WHAT IS ASKED = Leave out the pictures and transcribe everything else exactly.

Data entries =

================

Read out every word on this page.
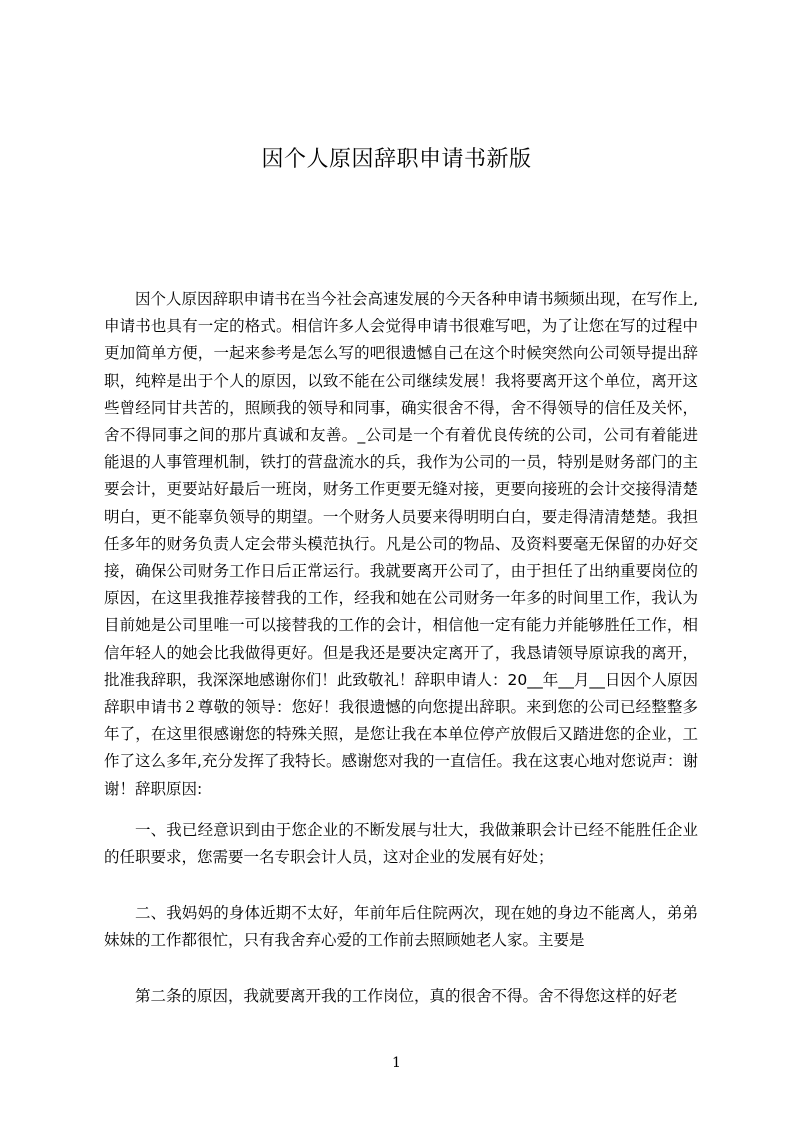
因个人原因辞职申请书新版

因个人原因辞职申请书在当今社会高速发展的今天各种申请书频频出现，在写作上,申请书也具有一定的格式。相信许多人会觉得申请书很难写吧，为了让您在写的过程中更加简单方便，一起来参考是怎么写的吧很遗憾自己在这个时候突然向公司领导提出辞职，纯粹是出于个人的原因，以致不能在公司继续发展！我将要离开这个单位，离开这些曾经同甘共苦的，照顾我的领导和同事，确实很舍不得，舍不得领导的信任及关怀，舍不得同事之间的那片真诚和友善。_公司是一个有着优良传统的公司，公司有着能进能退的人事管理机制，铁打的营盘流水的兵，我作为公司的一员，特别是财务部门的主要会计，更要站好最后一班岗，财务工作更要无缝对接，更要向接班的会计交接得清楚明白，更不能辜负领导的期望。一个财务人员要来得明明白白，要走得清清楚楚。我担任多年的财务负责人定会带头模范执行。凡是公司的物品、及资料要毫无保留的办好交接，确保公司财务工作日后正常运行。我就要离开公司了，由于担任了出纳重要岗位的原因，在这里我推荐接替我的工作，经我和她在公司财务一年多的时间里工作，我认为目前她是公司里唯一可以接替我的工作的会计，相信他一定有能力并能够胜任工作，相信年轻人的她会比我做得更好。但是我还是要决定离开了，我恳请领导原谅我的离开，批准我辞职，我深深地感谢你们！此致敬礼！辞职申请人：20__年__月__日因个人原因辞职申请书２尊敬的领导：您好！我很遗憾的向您提出辞职。来到您的公司已经整整多年了，在这里很感谢您的特殊关照，是您让我在本单位停产放假后又踏进您的企业，工作了这么多年,充分发挥了我特长。感谢您对我的一直信任。我在这衷心地对您说声：谢谢！辞职原因:

一、我已经意识到由于您企业的不断发展与壮大，我做兼职会计已经不能胜任企业的任职要求，您需要一名专职会计人员，这对企业的发展有好处；

二、我妈妈的身体近期不太好，年前年后住院两次，现在她的身边不能离人，弟弟妹妹的工作都很忙，只有我舍弃心爱的工作前去照顾她老人家。主要是

第二条的原因，我就要离开我的工作岗位，真的很舍不得。舍不得您这样的好老

1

================

EXERCISE SOLUTION =
Read out every word on this page.
因个人原因辞职申请书新版

因个人原因辞职申请书在当今社会高速发展的今天各种申请书频频出现，在写作上,申请书也具有一定的格式。相信许多人会觉得申请书很难写吧，为了让您在写的过程中更加简单方便，一起来参考是怎么写的吧很遗憾自己在这个时候突然向公司领导提出辞职，纯粹是出于个人的原因，以致不能在公司继续发展！我将要离开这个单位，离开这些曾经同甘共苦的，照顾我的领导和同事，确实很舍不得，舍不得领导的信任及关怀，舍不得同事之间的那片真诚和友善。_公司是一个有着优良传统的公司，公司有着能进能退的人事管理机制，铁打的营盘流水的兵，我作为公司的一员，特别是财务部门的主要会计，更要站好最后一班岗，财务工作更要无缝对接，更要向接班的会计交接得清楚明白，更不能辜负领导的期望。一个财务人员要来得明明白白，要走得清清楚楚。我担任多年的财务负责人定会带头模范执行。凡是公司的物品、及资料要毫无保留的办好交接，确保公司财务工作日后正常运行。我就要离开公司了，由于担任了出纳重要岗位的原因，在这里我推荐接替我的工作，经我和她在公司财务一年多的时间里工作，我认为目前她是公司里唯一可以接替我的工作的会计，相信他一定有能力并能够胜任工作，相信年轻人的她会比我做得更好。但是我还是要决定离开了，我恳请领导原谅我的离开，批准我辞职，我深深地感谢你们！此致敬礼！辞职申请人：20__年__月__日因个人原因辞职申请书２尊敬的领导：您好！我很遗憾的向您提出辞职。来到您的公司已经整整多年了，在这里很感谢您的特殊关照，是您让我在本单位停产放假后又踏进您的企业，工作了这么多年,充分发挥了我特长。感谢您对我的一直信任。我在这衷心地对您说声：谢谢！辞职原因:

一、我已经意识到由于您企业的不断发展与壮大，我做兼职会计已经不能胜任企业的任职要求，您需要一名专职会计人员，这对企业的发展有好处；

二、我妈妈的身体近期不太好，年前年后住院两次，现在她的身边不能离人，弟弟妹妹的工作都很忙，只有我舍弃心爱的工作前去照顾她老人家。主要是

第二条的原因，我就要离开我的工作岗位，真的很舍不得。舍不得您这样的好老

1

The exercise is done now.